Copy out all of the data below with no alterations.

Recorded data:
--------------------
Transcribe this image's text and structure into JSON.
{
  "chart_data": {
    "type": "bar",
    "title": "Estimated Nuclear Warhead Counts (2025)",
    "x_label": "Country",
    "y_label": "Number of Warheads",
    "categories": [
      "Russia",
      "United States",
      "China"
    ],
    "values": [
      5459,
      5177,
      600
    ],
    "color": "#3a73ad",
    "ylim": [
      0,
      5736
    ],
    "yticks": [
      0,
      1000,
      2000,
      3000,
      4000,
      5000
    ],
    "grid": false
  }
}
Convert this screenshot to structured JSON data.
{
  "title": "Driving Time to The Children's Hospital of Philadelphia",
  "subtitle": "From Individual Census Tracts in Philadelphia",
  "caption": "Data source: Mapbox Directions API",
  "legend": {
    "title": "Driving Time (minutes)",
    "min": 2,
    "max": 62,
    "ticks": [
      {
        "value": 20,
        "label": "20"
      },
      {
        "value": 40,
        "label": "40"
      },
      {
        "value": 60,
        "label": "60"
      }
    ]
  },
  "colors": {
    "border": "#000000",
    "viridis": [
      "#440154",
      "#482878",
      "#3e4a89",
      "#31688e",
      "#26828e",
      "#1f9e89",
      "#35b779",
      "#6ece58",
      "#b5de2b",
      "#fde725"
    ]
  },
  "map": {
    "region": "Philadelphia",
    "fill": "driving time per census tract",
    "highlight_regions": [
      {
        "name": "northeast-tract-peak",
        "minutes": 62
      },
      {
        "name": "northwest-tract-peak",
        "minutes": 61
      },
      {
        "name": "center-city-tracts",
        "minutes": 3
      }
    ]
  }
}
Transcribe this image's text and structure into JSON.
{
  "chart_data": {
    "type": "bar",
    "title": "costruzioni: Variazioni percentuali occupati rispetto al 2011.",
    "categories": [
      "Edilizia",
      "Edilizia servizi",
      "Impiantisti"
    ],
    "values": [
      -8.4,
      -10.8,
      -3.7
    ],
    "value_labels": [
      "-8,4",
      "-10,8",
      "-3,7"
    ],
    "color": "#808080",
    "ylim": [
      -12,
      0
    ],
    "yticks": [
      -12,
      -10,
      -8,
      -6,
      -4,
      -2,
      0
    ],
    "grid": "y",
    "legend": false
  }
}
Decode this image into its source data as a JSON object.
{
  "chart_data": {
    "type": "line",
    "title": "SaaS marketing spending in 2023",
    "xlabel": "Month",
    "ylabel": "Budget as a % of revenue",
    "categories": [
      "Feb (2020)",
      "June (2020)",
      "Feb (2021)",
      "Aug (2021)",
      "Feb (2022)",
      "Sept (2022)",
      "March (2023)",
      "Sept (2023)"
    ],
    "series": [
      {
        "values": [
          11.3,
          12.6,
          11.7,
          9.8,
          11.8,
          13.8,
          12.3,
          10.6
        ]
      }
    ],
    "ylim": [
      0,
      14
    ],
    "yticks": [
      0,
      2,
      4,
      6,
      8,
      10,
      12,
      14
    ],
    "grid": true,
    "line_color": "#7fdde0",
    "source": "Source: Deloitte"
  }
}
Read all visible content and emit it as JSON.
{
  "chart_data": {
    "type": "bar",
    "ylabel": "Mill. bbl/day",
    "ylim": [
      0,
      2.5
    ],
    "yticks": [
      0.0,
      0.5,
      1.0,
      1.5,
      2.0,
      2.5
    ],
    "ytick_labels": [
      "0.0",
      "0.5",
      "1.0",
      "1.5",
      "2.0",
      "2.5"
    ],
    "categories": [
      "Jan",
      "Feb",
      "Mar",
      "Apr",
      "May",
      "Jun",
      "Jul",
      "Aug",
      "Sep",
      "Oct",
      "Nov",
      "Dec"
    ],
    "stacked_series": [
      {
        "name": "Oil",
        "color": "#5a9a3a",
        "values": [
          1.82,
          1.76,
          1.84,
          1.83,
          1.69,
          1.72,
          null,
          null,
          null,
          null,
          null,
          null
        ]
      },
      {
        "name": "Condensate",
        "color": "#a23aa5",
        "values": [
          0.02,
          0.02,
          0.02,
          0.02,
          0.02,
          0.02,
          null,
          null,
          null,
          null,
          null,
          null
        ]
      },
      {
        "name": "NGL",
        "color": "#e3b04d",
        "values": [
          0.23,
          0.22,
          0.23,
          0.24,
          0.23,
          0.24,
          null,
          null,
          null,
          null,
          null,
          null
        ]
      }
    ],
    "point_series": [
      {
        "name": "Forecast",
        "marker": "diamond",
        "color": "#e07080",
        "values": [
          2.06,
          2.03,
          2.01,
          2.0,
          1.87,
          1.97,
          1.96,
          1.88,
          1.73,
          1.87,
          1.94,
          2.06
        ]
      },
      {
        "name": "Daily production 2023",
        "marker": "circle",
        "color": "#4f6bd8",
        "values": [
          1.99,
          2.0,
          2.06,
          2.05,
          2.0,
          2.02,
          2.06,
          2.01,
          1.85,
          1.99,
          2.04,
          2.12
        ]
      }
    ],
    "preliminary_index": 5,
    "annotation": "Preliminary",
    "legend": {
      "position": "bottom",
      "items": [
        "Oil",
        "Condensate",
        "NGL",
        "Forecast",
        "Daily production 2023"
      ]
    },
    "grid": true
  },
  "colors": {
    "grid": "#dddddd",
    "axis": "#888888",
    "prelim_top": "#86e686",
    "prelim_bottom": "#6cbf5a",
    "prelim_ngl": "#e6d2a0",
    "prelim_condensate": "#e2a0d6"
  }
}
--------------------
Output of the task:
Transcribe this image's text and structure into JSON.
{
  "chart_data": {
    "type": "bar",
    "title": "Estimated Nuclear Warhead Counts (2025)",
    "x_label": "Country",
    "y_label": "Number of Warheads",
    "categories": [
      "Russia",
      "United States",
      "China"
    ],
    "values": [
      5459,
      5177,
      600
    ],
    "color": "#3a73ad",
    "ylim": [
      0,
      5736
    ],
    "yticks": [
      0,
      1000,
      2000,
      3000,
      4000,
      5000
    ],
    "grid": false
  }
}
Convert this screenshot to structured JSON data.
{
  "title": "Driving Time to The Children's Hospital of Philadelphia",
  "subtitle": "From Individual Census Tracts in Philadelphia",
  "caption": "Data source: Mapbox Directions API",
  "legend": {
    "title": "Driving Time (minutes)",
    "min": 2,
    "max": 62,
    "ticks": [
      {
        "value": 20,
        "label": "20"
      },
      {
        "value": 40,
        "label": "40"
      },
      {
        "value": 60,
        "label": "60"
      }
    ]
  },
  "colors": {
    "border": "#000000",
    "viridis": [
      "#440154",
      "#482878",
      "#3e4a89",
      "#31688e",
      "#26828e",
      "#1f9e89",
      "#35b779",
      "#6ece58",
      "#b5de2b",
      "#fde725"
    ]
  },
  "map": {
    "region": "Philadelphia",
    "fill": "driving time per census tract",
    "highlight_regions": [
      {
        "name": "northeast-tract-peak",
        "minutes": 62
      },
      {
        "name": "northwest-tract-peak",
        "minutes": 61
      },
      {
        "name": "center-city-tracts",
        "minutes": 3
      }
    ]
  }
}
Transcribe this image's text and structure into JSON.
{
  "chart_data": {
    "type": "bar",
    "title": "costruzioni: Variazioni percentuali occupati rispetto al 2011.",
    "categories": [
      "Edilizia",
      "Edilizia servizi",
      "Impiantisti"
    ],
    "values": [
      -8.4,
      -10.8,
      -3.7
    ],
    "value_labels": [
      "-8,4",
      "-10,8",
      "-3,7"
    ],
    "color": "#808080",
    "ylim": [
      -12,
      0
    ],
    "yticks": [
      -12,
      -10,
      -8,
      -6,
      -4,
      -2,
      0
    ],
    "grid": "y",
    "legend": false
  }
}
Decode this image into its source data as a JSON object.
{
  "chart_data": {
    "type": "line",
    "title": "SaaS marketing spending in 2023",
    "xlabel": "Month",
    "ylabel": "Budget as a % of revenue",
    "categories": [
      "Feb (2020)",
      "June (2020)",
      "Feb (2021)",
      "Aug (2021)",
      "Feb (2022)",
      "Sept (2022)",
      "March (2023)",
      "Sept (2023)"
    ],
    "series": [
      {
        "values": [
          11.3,
          12.6,
          11.7,
          9.8,
          11.8,
          13.8,
          12.3,
          10.6
        ]
      }
    ],
    "ylim": [
      0,
      14
    ],
    "yticks": [
      0,
      2,
      4,
      6,
      8,
      10,
      12,
      14
    ],
    "grid": true,
    "line_color": "#7fdde0",
    "source": "Source: Deloitte"
  }
}
Read all visible content and emit it as JSON.
{
  "chart_data": {
    "type": "bar",
    "ylabel": "Mill. bbl/day",
    "ylim": [
      0,
      2.5
    ],
    "yticks": [
      0.0,
      0.5,
      1.0,
      1.5,
      2.0,
      2.5
    ],
    "ytick_labels": [
      "0.0",
      "0.5",
      "1.0",
      "1.5",
      "2.0",
      "2.5"
    ],
    "categories": [
      "Jan",
      "Feb",
      "Mar",
      "Apr",
      "May",
      "Jun",
      "Jul",
      "Aug",
      "Sep",
      "Oct",
      "Nov",
      "Dec"
    ],
    "stacked_series": [
      {
        "name": "Oil",
        "color": "#5a9a3a",
        "values": [
          1.82,
          1.76,
          1.84,
          1.83,
          1.69,
          1.72,
          null,
          null,
          null,
          null,
          null,
          null
        ]
      },
      {
        "name": "Condensate",
        "color": "#a23aa5",
        "values": [
          0.02,
          0.02,
          0.02,
          0.02,
          0.02,
          0.02,
          null,
          null,
          null,
          null,
          null,
          null
        ]
      },
      {
        "name": "NGL",
        "color": "#e3b04d",
        "values": [
          0.23,
          0.22,
          0.23,
          0.24,
          0.23,
          0.24,
          null,
          null,
          null,
          null,
          null,
          null
        ]
      }
    ],
    "point_series": [
      {
        "name": "Forecast",
        "marker": "diamond",
        "color": "#e07080",
        "values": [
          2.06,
          2.03,
          2.01,
          2.0,
          1.87,
          1.97,
          1.96,
          1.88,
          1.73,
          1.87,
          1.94,
          2.06
        ]
      },
      {
        "name": "Daily production 2023",
        "marker": "circle",
        "color": "#4f6bd8",
        "values": [
          1.99,
          2.0,
          2.06,
          2.05,
          2.0,
          2.02,
          2.06,
          2.01,
          1.85,
          1.99,
          2.04,
          2.12
        ]
      }
    ],
    "preliminary_index": 5,
    "annotation": "Preliminary",
    "legend": {
      "position": "bottom",
      "items": [
        "Oil",
        "Condensate",
        "NGL",
        "Forecast",
        "Daily production 2023"
      ]
    },
    "grid": true
  },
  "colors": {
    "grid": "#dddddd",
    "axis": "#888888",
    "prelim_top": "#86e686",
    "prelim_bottom": "#6cbf5a",
    "prelim_ngl": "#e6d2a0",
    "prelim_condensate": "#e2a0d6"
  }
}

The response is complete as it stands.